Dataset entries
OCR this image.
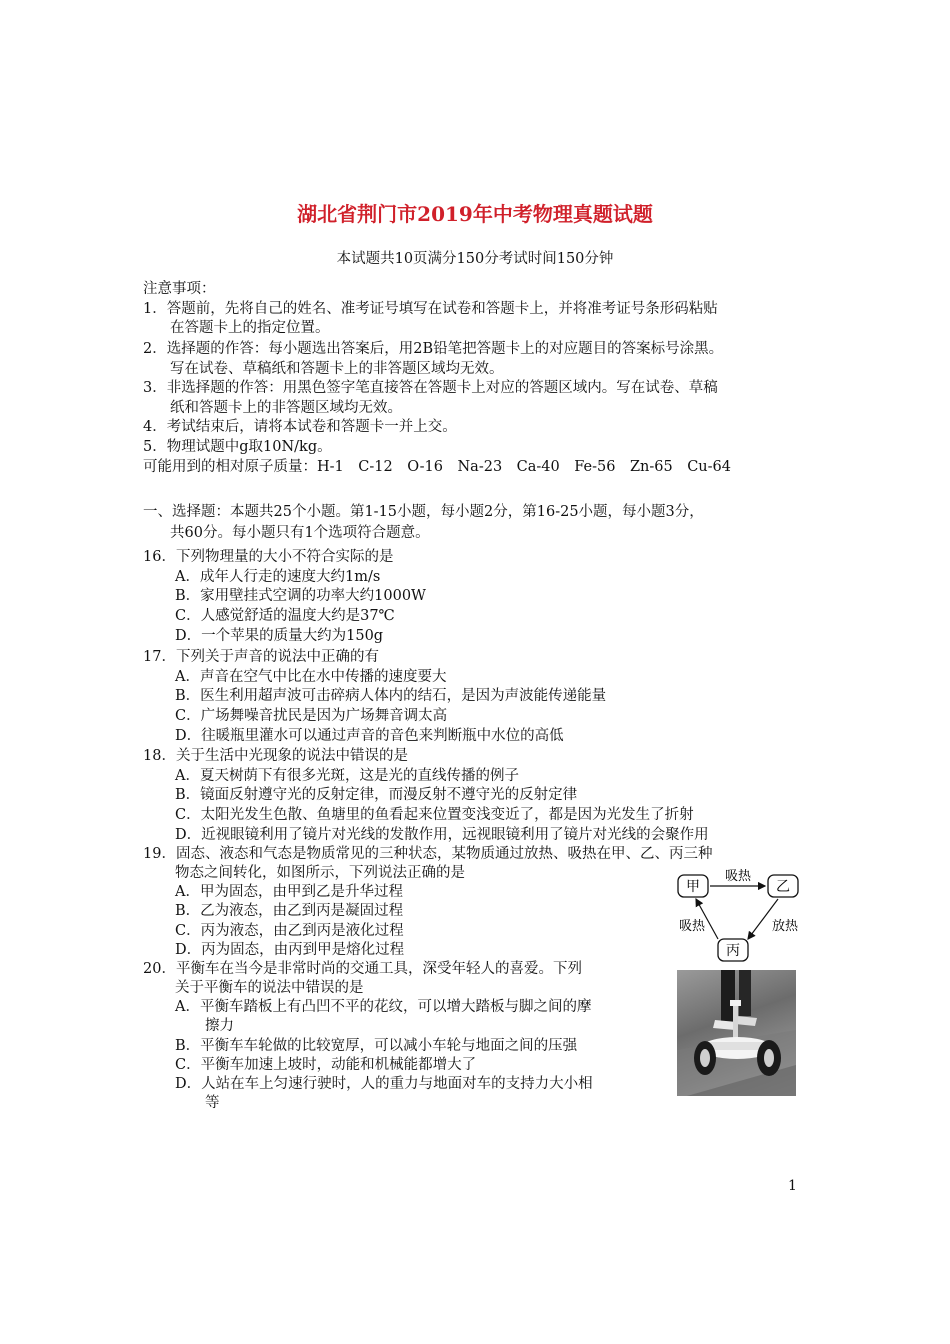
湖北省荆门市2019年中考物理真题试题
本试题共10页满分150分考试时间150分钟
注意事项：
1．答题前，先将自己的姓名、准考证号填写在试卷和答题卡上，并将准考证号条形码粘贴
在答题卡上的指定位置。
2．选择题的作答：每小题选出答案后，用2B铅笔把答题卡上的对应题目的答案标号涂黑。
写在试卷、草稿纸和答题卡上的非答题区域均无效。
3．非选择题的作答：用黑色签字笔直接答在答题卡上对应的答题区域内。写在试卷、草稿
纸和答题卡上的非答题区域均无效。
4．考试结束后，请将本试卷和答题卡一并上交。
5．物理试题中g取10N/kg。
可能用到的相对原子质量：H-1　C-12　O-16　Na-23　Ca-40　Fe-56　Zn-65　Cu-64
一、选择题：本题共25个小题。第1-15小题，每小题2分，第16-25小题，每小题3分，
共60分。每小题只有1个选项符合题意。
16．下列物理量的大小不符合实际的是
A．成年人行走的速度大约1m/s
B．家用壁挂式空调的功率大约1000W
C．人感觉舒适的温度大约是37℃
D．一个苹果的质量大约为150g
17．下列关于声音的说法中正确的有
A．声音在空气中比在水中传播的速度要大
B．医生利用超声波可击碎病人体内的结石，是因为声波能传递能量
C．广场舞噪音扰民是因为广场舞音调太高
D．往暖瓶里灌水可以通过声音的音色来判断瓶中水位的高低
18．关于生活中光现象的说法中错误的是
A．夏天树荫下有很多光斑，这是光的直线传播的例子
B．镜面反射遵守光的反射定律，而漫反射不遵守光的反射定律
C．太阳光发生色散、鱼塘里的鱼看起来位置变浅变近了，都是因为光发生了折射
D．近视眼镜利用了镜片对光线的发散作用，远视眼镜利用了镜片对光线的会聚作用
19．固态、液态和气态是物质常见的三种状态，某物质通过放热、吸热在甲、乙、丙三种
物态之间转化，如图所示，下列说法正确的是
A．甲为固态，由甲到乙是升华过程
B．乙为液态，由乙到丙是凝固过程
C．丙为液态，由乙到丙是液化过程
D．丙为固态，由丙到甲是熔化过程
甲	乙
丙
吸热
放热
吸热
20．平衡车在当今是非常时尚的交通工具，深受年轻人的喜爱。下列
关于平衡车的说法中错误的是
A．平衡车踏板上有凸凹不平的花纹，可以增大踏板与脚之间的摩
擦力
B．平衡车车轮做的比较宽厚，可以减小车轮与地面之间的压强
C．平衡车加速上坡时，动能和机械能都增大了
D．人站在车上匀速行驶时，人的重力与地面对车的支持力大小相
等
1
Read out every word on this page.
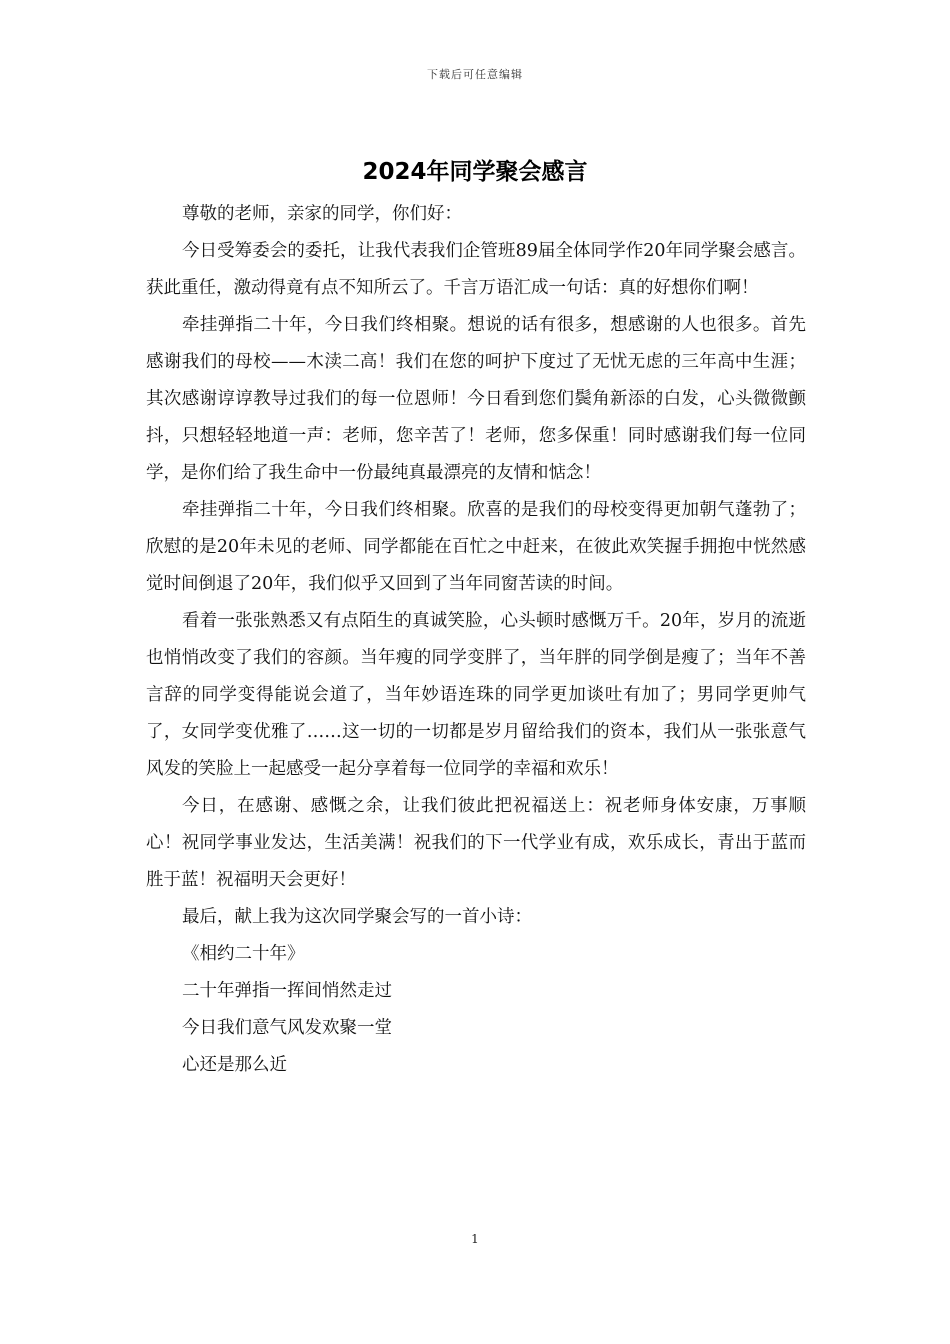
下载后可任意编辑
2024年同学聚会感言

尊敬的老师，亲家的同学，你们好：

今日受筹委会的委托，让我代表我们企管班89届全体同学作20年同学聚会感言。获此重任，激动得竟有点不知所云了。千言万语汇成一句话：真的好想你们啊！

牵挂弹指二十年，今日我们终相聚。想说的话有很多，想感谢的人也很多。首先感谢我们的母校——木渎二高！我们在您的呵护下度过了无忧无虑的三年高中生涯；其次感谢谆谆教导过我们的每一位恩师！今日看到您们鬓角新添的白发，心头微微颤抖，只想轻轻地道一声：老师，您辛苦了！老师，您多保重！同时感谢我们每一位同学，是你们给了我生命中一份最纯真最漂亮的友情和惦念！

牵挂弹指二十年，今日我们终相聚。欣喜的是我们的母校变得更加朝气蓬勃了；欣慰的是20年未见的老师、同学都能在百忙之中赶来，在彼此欢笑握手拥抱中恍然感觉时间倒退了20年，我们似乎又回到了当年同窗苦读的时间。

看着一张张熟悉又有点陌生的真诚笑脸，心头顿时感慨万千。20年，岁月的流逝也悄悄改变了我们的容颜。当年瘦的同学变胖了，当年胖的同学倒是瘦了；当年不善言辞的同学变得能说会道了，当年妙语连珠的同学更加谈吐有加了；男同学更帅气了，女同学变优雅了……这一切的一切都是岁月留给我们的资本，我们从一张张意气风发的笑脸上一起感受一起分享着每一位同学的幸福和欢乐！

今日，在感谢、感慨之余，让我们彼此把祝福送上：祝老师身体安康，万事顺心！祝同学事业发达，生活美满！祝我们的下一代学业有成，欢乐成长，青出于蓝而胜于蓝！祝福明天会更好！

最后，献上我为这次同学聚会写的一首小诗：

《相约二十年》

二十年弹指一挥间悄然走过

今日我们意气风发欢聚一堂

心还是那么近

1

▶ What the task asks
Output the entries above exactly. Drop the pictures.

▶ Finished task
OCR this image.
湖北省荆门市2019年中考物理真题试题
本试题共10页满分150分考试时间150分钟
注意事项：
1．答题前，先将自己的姓名、准考证号填写在试卷和答题卡上，并将准考证号条形码粘贴
在答题卡上的指定位置。
2．选择题的作答：每小题选出答案后，用2B铅笔把答题卡上的对应题目的答案标号涂黑。
写在试卷、草稿纸和答题卡上的非答题区域均无效。
3．非选择题的作答：用黑色签字笔直接答在答题卡上对应的答题区域内。写在试卷、草稿
纸和答题卡上的非答题区域均无效。
4．考试结束后，请将本试卷和答题卡一并上交。
5．物理试题中g取10N/kg。
可能用到的相对原子质量：H-1　C-12　O-16　Na-23　Ca-40　Fe-56　Zn-65　Cu-64
一、选择题：本题共25个小题。第1-15小题，每小题2分，第16-25小题，每小题3分，
共60分。每小题只有1个选项符合题意。
16．下列物理量的大小不符合实际的是
A．成年人行走的速度大约1m/s
B．家用壁挂式空调的功率大约1000W
C．人感觉舒适的温度大约是37℃
D．一个苹果的质量大约为150g
17．下列关于声音的说法中正确的有
A．声音在空气中比在水中传播的速度要大
B．医生利用超声波可击碎病人体内的结石，是因为声波能传递能量
C．广场舞噪音扰民是因为广场舞音调太高
D．往暖瓶里灌水可以通过声音的音色来判断瓶中水位的高低
18．关于生活中光现象的说法中错误的是
A．夏天树荫下有很多光斑，这是光的直线传播的例子
B．镜面反射遵守光的反射定律，而漫反射不遵守光的反射定律
C．太阳光发生色散、鱼塘里的鱼看起来位置变浅变近了，都是因为光发生了折射
D．近视眼镜利用了镜片对光线的发散作用，远视眼镜利用了镜片对光线的会聚作用
19．固态、液态和气态是物质常见的三种状态，某物质通过放热、吸热在甲、乙、丙三种
物态之间转化，如图所示，下列说法正确的是
A．甲为固态，由甲到乙是升华过程
B．乙为液态，由乙到丙是凝固过程
C．丙为液态，由乙到丙是液化过程
D．丙为固态，由丙到甲是熔化过程
甲	乙
丙
吸热
放热
吸热
20．平衡车在当今是非常时尚的交通工具，深受年轻人的喜爱。下列
关于平衡车的说法中错误的是
A．平衡车踏板上有凸凹不平的花纹，可以增大踏板与脚之间的摩
擦力
B．平衡车车轮做的比较宽厚，可以减小车轮与地面之间的压强
C．平衡车加速上坡时，动能和机械能都增大了
D．人站在车上匀速行驶时，人的重力与地面对车的支持力大小相
等
1
Read out every word on this page.
下载后可任意编辑
2024年同学聚会感言

尊敬的老师，亲家的同学，你们好：

今日受筹委会的委托，让我代表我们企管班89届全体同学作20年同学聚会感言。获此重任，激动得竟有点不知所云了。千言万语汇成一句话：真的好想你们啊！

牵挂弹指二十年，今日我们终相聚。想说的话有很多，想感谢的人也很多。首先感谢我们的母校——木渎二高！我们在您的呵护下度过了无忧无虑的三年高中生涯；其次感谢谆谆教导过我们的每一位恩师！今日看到您们鬓角新添的白发，心头微微颤抖，只想轻轻地道一声：老师，您辛苦了！老师，您多保重！同时感谢我们每一位同学，是你们给了我生命中一份最纯真最漂亮的友情和惦念！

牵挂弹指二十年，今日我们终相聚。欣喜的是我们的母校变得更加朝气蓬勃了；欣慰的是20年未见的老师、同学都能在百忙之中赶来，在彼此欢笑握手拥抱中恍然感觉时间倒退了20年，我们似乎又回到了当年同窗苦读的时间。

看着一张张熟悉又有点陌生的真诚笑脸，心头顿时感慨万千。20年，岁月的流逝也悄悄改变了我们的容颜。当年瘦的同学变胖了，当年胖的同学倒是瘦了；当年不善言辞的同学变得能说会道了，当年妙语连珠的同学更加谈吐有加了；男同学更帅气了，女同学变优雅了……这一切的一切都是岁月留给我们的资本，我们从一张张意气风发的笑脸上一起感受一起分享着每一位同学的幸福和欢乐！

今日，在感谢、感慨之余，让我们彼此把祝福送上：祝老师身体安康，万事顺心！祝同学事业发达，生活美满！祝我们的下一代学业有成，欢乐成长，青出于蓝而胜于蓝！祝福明天会更好！

最后，献上我为这次同学聚会写的一首小诗：

《相约二十年》

二十年弹指一挥间悄然走过

今日我们意气风发欢聚一堂

心还是那么近

1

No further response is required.